----- Records for this task -----

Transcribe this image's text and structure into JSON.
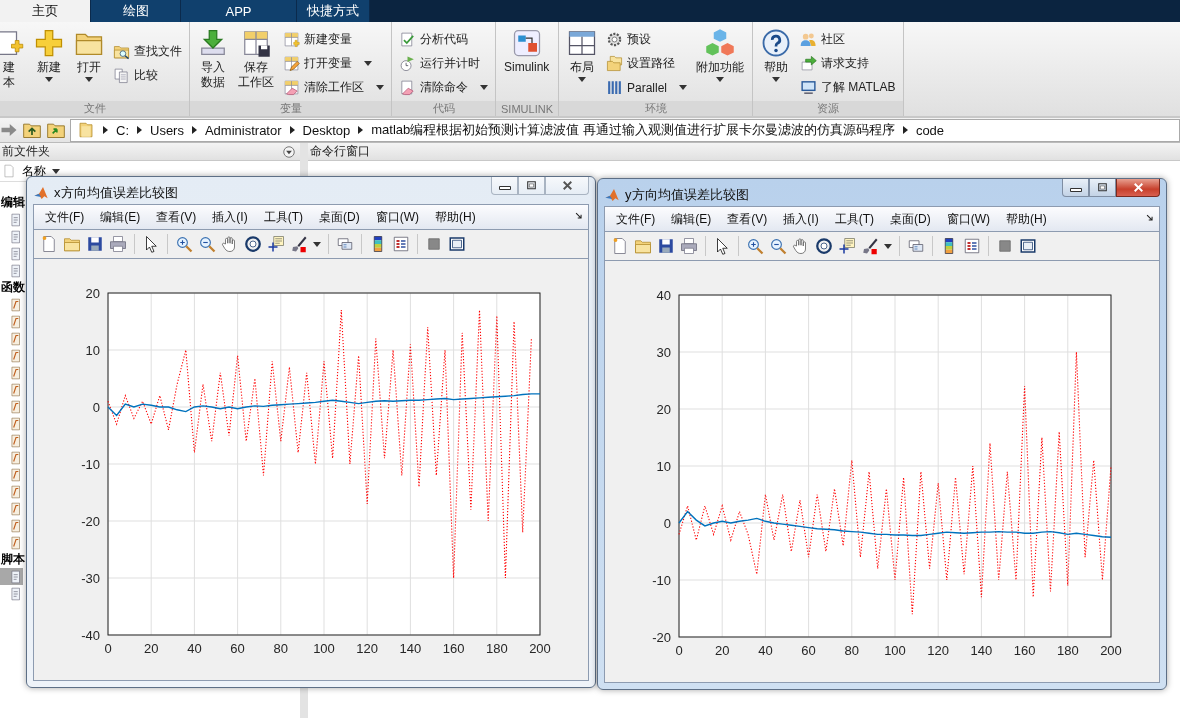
{
  "tabs": [
    {
      "label": "主页",
      "selected": true
    },
    {
      "label": "绘图",
      "selected": false
    },
    {
      "label": "APP",
      "selected": false
    },
    {
      "label": "快捷方式",
      "selected": false
    }
  ],
  "ribbon": {
    "groups": [
      {
        "label": "文件",
        "columns": [
          {
            "kind": "large",
            "items": [
              {
                "lines": [
                  "建",
                  "本"
                ],
                "dropdown": false
              }
            ]
          },
          {
            "kind": "large",
            "items": [
              {
                "lines": [
                  "新建"
                ],
                "dropdown": true
              }
            ]
          },
          {
            "kind": "large",
            "items": [
              {
                "lines": [
                  "打开"
                ],
                "dropdown": true
              }
            ]
          },
          {
            "kind": "small",
            "items": [
              {
                "label": "查找文件",
                "dropdown": false
              },
              {
                "label": "比较",
                "dropdown": false
              }
            ]
          }
        ]
      },
      {
        "label": "变量",
        "columns": [
          {
            "kind": "large",
            "items": [
              {
                "lines": [
                  "导入",
                  "数据"
                ],
                "dropdown": false
              }
            ]
          },
          {
            "kind": "large",
            "items": [
              {
                "lines": [
                  "保存",
                  "工作区"
                ],
                "dropdown": false
              }
            ]
          },
          {
            "kind": "small",
            "items": [
              {
                "label": "新建变量",
                "dropdown": false
              },
              {
                "label": "打开变量",
                "dropdown": true
              },
              {
                "label": "清除工作区",
                "dropdown": true
              }
            ]
          }
        ]
      },
      {
        "label": "代码",
        "columns": [
          {
            "kind": "small",
            "items": [
              {
                "label": "分析代码",
                "dropdown": false
              },
              {
                "label": "运行并计时",
                "dropdown": false
              },
              {
                "label": "清除命令",
                "dropdown": true
              }
            ]
          }
        ]
      },
      {
        "label": "SIMULINK",
        "columns": [
          {
            "kind": "large",
            "items": [
              {
                "lines": [
                  "Simulink"
                ],
                "dropdown": false
              }
            ]
          }
        ]
      },
      {
        "label": "环境",
        "columns": [
          {
            "kind": "large",
            "items": [
              {
                "lines": [
                  "布局"
                ],
                "dropdown": true
              }
            ]
          },
          {
            "kind": "small",
            "items": [
              {
                "label": "预设",
                "dropdown": false
              },
              {
                "label": "设置路径",
                "dropdown": false
              },
              {
                "label": "Parallel",
                "dropdown": true
              }
            ]
          },
          {
            "kind": "large",
            "items": [
              {
                "lines": [
                  "附加功能"
                ],
                "dropdown": true
              }
            ]
          }
        ]
      },
      {
        "label": "资源",
        "columns": [
          {
            "kind": "large",
            "items": [
              {
                "lines": [
                  "帮助"
                ],
                "dropdown": true
              }
            ]
          },
          {
            "kind": "small",
            "items": [
              {
                "label": "社区",
                "dropdown": false
              },
              {
                "label": "请求支持",
                "dropdown": false
              },
              {
                "label": "了解 MATLAB",
                "dropdown": false
              }
            ]
          }
        ]
      }
    ]
  },
  "address_bar": {
    "path": [
      "C:",
      "Users",
      "Administrator",
      "Desktop",
      "matlab编程根据初始预测计算滤波值 再通过输入观测值进行扩展卡尔曼滤波的仿真源码程序",
      "code"
    ]
  },
  "current_folder": {
    "title": "前文件夹",
    "column_header": "名称",
    "sections": [
      {
        "label": "编辑",
        "rows": [
          {
            "selected": false
          },
          {
            "selected": false
          },
          {
            "selected": false
          },
          {
            "selected": false
          }
        ]
      },
      {
        "label": "函数",
        "rows": [
          {
            "selected": false
          },
          {
            "selected": false
          },
          {
            "selected": false
          },
          {
            "selected": false
          },
          {
            "selected": false
          },
          {
            "selected": false
          },
          {
            "selected": false
          },
          {
            "selected": false
          },
          {
            "selected": false
          },
          {
            "selected": false
          },
          {
            "selected": false
          },
          {
            "selected": false
          },
          {
            "selected": false
          },
          {
            "selected": false
          },
          {
            "selected": false
          }
        ]
      },
      {
        "label": "脚本",
        "rows": [
          {
            "selected": true
          },
          {
            "selected": false
          }
        ]
      }
    ]
  },
  "command_window": {
    "title": "命令行窗口"
  },
  "figures": [
    {
      "title": "x方向均值误差比较图",
      "active": false,
      "menu": [
        "文件(F)",
        "编辑(E)",
        "查看(V)",
        "插入(I)",
        "工具(T)",
        "桌面(D)",
        "窗口(W)",
        "帮助(H)"
      ],
      "chart_data": {
        "type": "line",
        "grid": true,
        "xlim": [
          0,
          200
        ],
        "ylim": [
          -40,
          20
        ],
        "xticks": [
          0,
          20,
          40,
          60,
          80,
          100,
          120,
          140,
          160,
          180,
          200
        ],
        "yticks": [
          -40,
          -30,
          -20,
          -10,
          0,
          10,
          20
        ],
        "x": [
          0,
          4,
          8,
          12,
          16,
          20,
          24,
          28,
          32,
          36,
          40,
          44,
          48,
          52,
          56,
          60,
          64,
          68,
          72,
          76,
          80,
          84,
          88,
          92,
          96,
          100,
          104,
          108,
          112,
          116,
          120,
          124,
          128,
          132,
          136,
          140,
          144,
          148,
          152,
          156,
          160,
          164,
          168,
          172,
          176,
          180,
          184,
          188,
          192,
          196,
          200
        ],
        "series": [
          {
            "color": "#ff0000",
            "line_style": "dotted",
            "values": [
              1,
              -3,
              2,
              -2,
              1,
              -3,
              2,
              -4,
              4,
              10,
              -8,
              4,
              -6,
              6,
              -5,
              9,
              -6,
              5,
              -12,
              8,
              -6,
              7,
              -8,
              6,
              -10,
              8,
              -9,
              17,
              -10,
              9,
              -17,
              12,
              -9,
              10,
              -12,
              11,
              -14,
              14,
              -12,
              10,
              -30,
              13,
              -18,
              17,
              -20,
              16,
              -30,
              15,
              -22,
              12,
              null
            ]
          },
          {
            "color": "#0072bd",
            "line_style": "solid",
            "values": [
              0,
              -1.5,
              0.5,
              0,
              0.5,
              0.3,
              0,
              0,
              -0.5,
              -0.8,
              0,
              0.2,
              0,
              -0.3,
              0,
              -0.3,
              0,
              0.2,
              0.1,
              0.3,
              0.4,
              0.5,
              0.6,
              0.7,
              0.8,
              1,
              1.2,
              1,
              0.8,
              0.6,
              0.8,
              1,
              1.1,
              1,
              1.1,
              1.2,
              1.2,
              1.3,
              1.4,
              1.5,
              1.3,
              1.4,
              1.5,
              1.6,
              1.7,
              1.8,
              1.9,
              2,
              2.2,
              2.3,
              2.3
            ]
          }
        ]
      }
    },
    {
      "title": "y方向均值误差比较图",
      "active": true,
      "menu": [
        "文件(F)",
        "编辑(E)",
        "查看(V)",
        "插入(I)",
        "工具(T)",
        "桌面(D)",
        "窗口(W)",
        "帮助(H)"
      ],
      "chart_data": {
        "type": "line",
        "grid": true,
        "xlim": [
          0,
          200
        ],
        "ylim": [
          -20,
          40
        ],
        "xticks": [
          0,
          20,
          40,
          60,
          80,
          100,
          120,
          140,
          160,
          180,
          200
        ],
        "yticks": [
          -20,
          -10,
          0,
          10,
          20,
          30,
          40
        ],
        "x": [
          0,
          4,
          8,
          12,
          16,
          20,
          24,
          28,
          32,
          36,
          40,
          44,
          48,
          52,
          56,
          60,
          64,
          68,
          72,
          76,
          80,
          84,
          88,
          92,
          96,
          100,
          104,
          108,
          112,
          116,
          120,
          124,
          128,
          132,
          136,
          140,
          144,
          148,
          152,
          156,
          160,
          164,
          168,
          172,
          176,
          180,
          184,
          188,
          192,
          196,
          200
        ],
        "series": [
          {
            "color": "#ff0000",
            "line_style": "dotted",
            "values": [
              -2,
              3,
              -3,
              3,
              -2,
              3,
              -3,
              2,
              -2,
              -9,
              5,
              -3,
              5,
              -5,
              4,
              -6,
              5,
              -5,
              6,
              -4,
              11,
              -6,
              9,
              -8,
              6,
              -10,
              8,
              -16,
              9,
              -8,
              7,
              -10,
              8,
              -9,
              10,
              -13,
              14,
              -10,
              9,
              -10,
              24,
              -13,
              15,
              -12,
              16,
              -11,
              30,
              -6,
              11,
              -10,
              10
            ]
          },
          {
            "color": "#0072bd",
            "line_style": "solid",
            "values": [
              0,
              2,
              0.5,
              -0.5,
              0,
              0.3,
              0,
              0.3,
              0.5,
              0.8,
              0.3,
              0,
              -0.2,
              -0.4,
              -0.6,
              -0.8,
              -1,
              -1.1,
              -1.2,
              -1.4,
              -1.5,
              -1.6,
              -1.8,
              -2,
              -2,
              -2.1,
              -2.1,
              -2.2,
              -2.2,
              -2,
              -1.8,
              -1.6,
              -1.7,
              -1.8,
              -1.7,
              -1.6,
              -1.6,
              -1.5,
              -1.6,
              -1.6,
              -1.8,
              -1.8,
              -1.6,
              -1.5,
              -1.7,
              -2,
              -1.8,
              -2,
              -2.2,
              -2.4,
              -2.5
            ]
          }
        ]
      }
    }
  ]
}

-----

What to work on >>
The answer is a single number, the count of lines in the records that contain the string "title".

Answer below >>
4